Data entries -
((

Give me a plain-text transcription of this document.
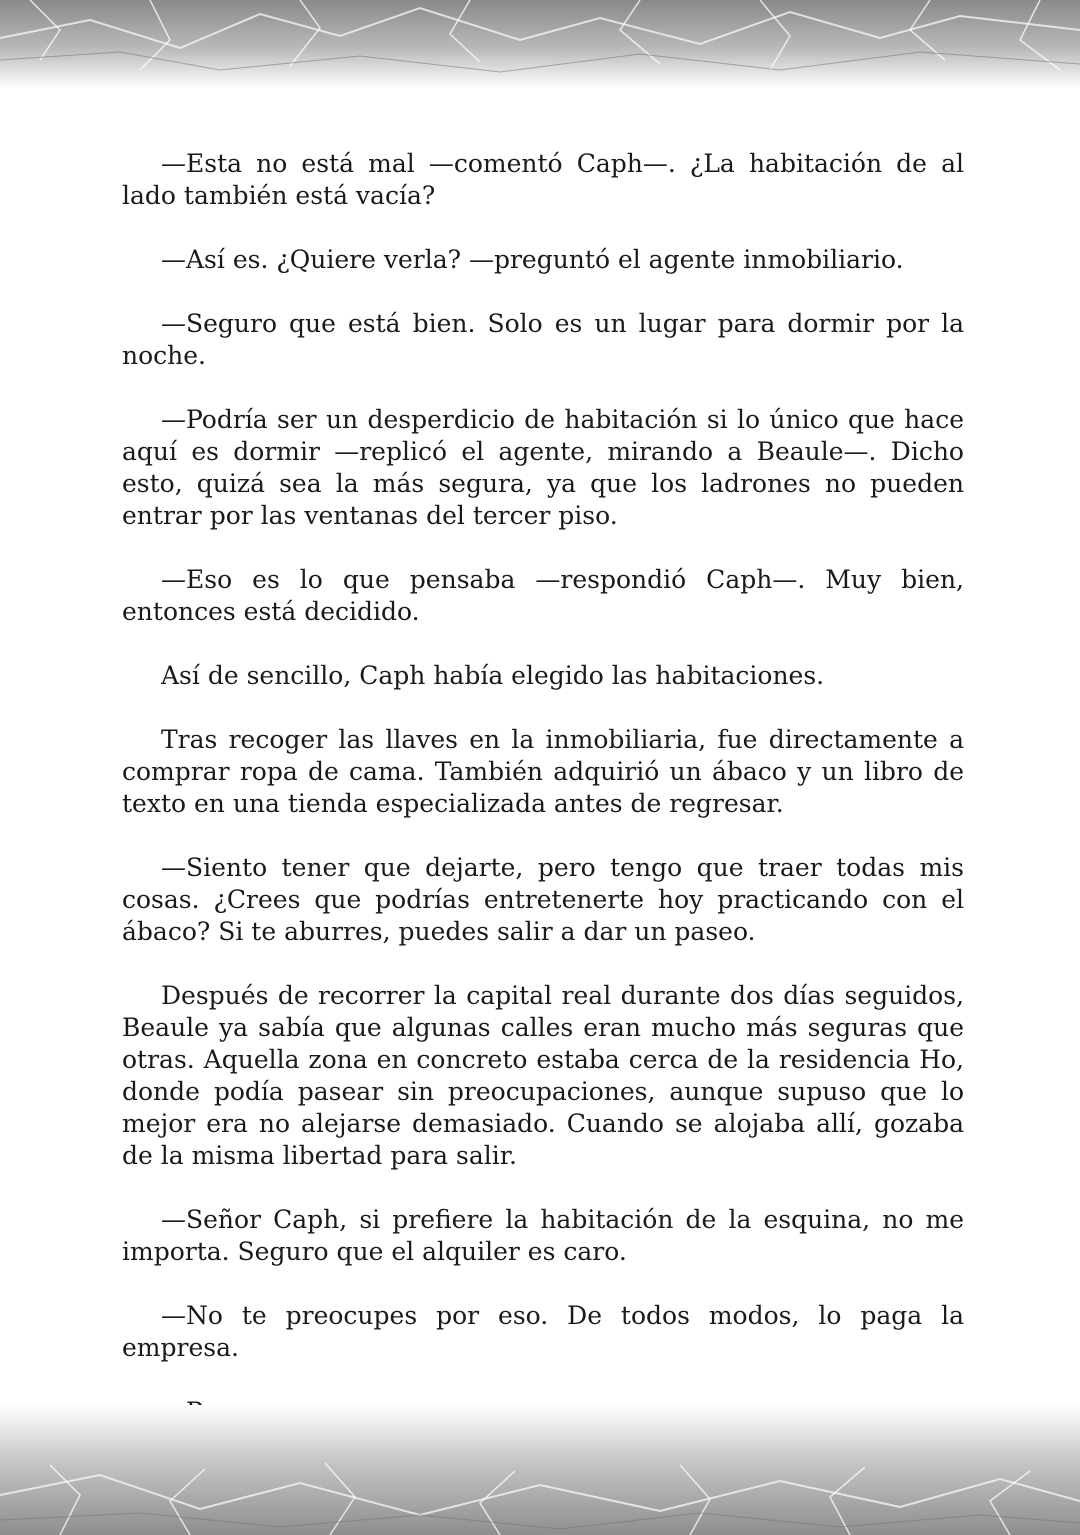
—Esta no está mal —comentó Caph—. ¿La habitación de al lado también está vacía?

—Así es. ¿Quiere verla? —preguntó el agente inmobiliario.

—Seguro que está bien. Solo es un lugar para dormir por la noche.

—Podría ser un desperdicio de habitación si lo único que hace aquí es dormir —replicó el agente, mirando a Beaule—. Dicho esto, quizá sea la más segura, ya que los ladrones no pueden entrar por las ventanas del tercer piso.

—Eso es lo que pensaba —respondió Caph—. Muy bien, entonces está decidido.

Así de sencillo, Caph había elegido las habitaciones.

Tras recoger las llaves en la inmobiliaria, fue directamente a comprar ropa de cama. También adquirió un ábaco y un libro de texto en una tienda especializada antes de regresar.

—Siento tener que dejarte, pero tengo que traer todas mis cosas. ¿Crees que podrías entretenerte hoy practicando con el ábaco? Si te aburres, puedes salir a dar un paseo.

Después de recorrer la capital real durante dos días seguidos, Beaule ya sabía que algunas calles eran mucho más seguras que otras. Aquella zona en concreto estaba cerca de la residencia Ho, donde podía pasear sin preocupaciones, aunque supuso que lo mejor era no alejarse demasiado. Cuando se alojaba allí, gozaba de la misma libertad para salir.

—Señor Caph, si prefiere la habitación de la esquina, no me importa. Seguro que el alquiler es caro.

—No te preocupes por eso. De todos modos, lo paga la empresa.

))

Exercise brief - Copy each line of the listing that holds the word "bien".

Output for this task -
—Seguro que está bien. Solo es un lugar para dormir por la noche.
—Eso es lo que pensaba —respondió Caph—. Muy bien, entonces está decidido.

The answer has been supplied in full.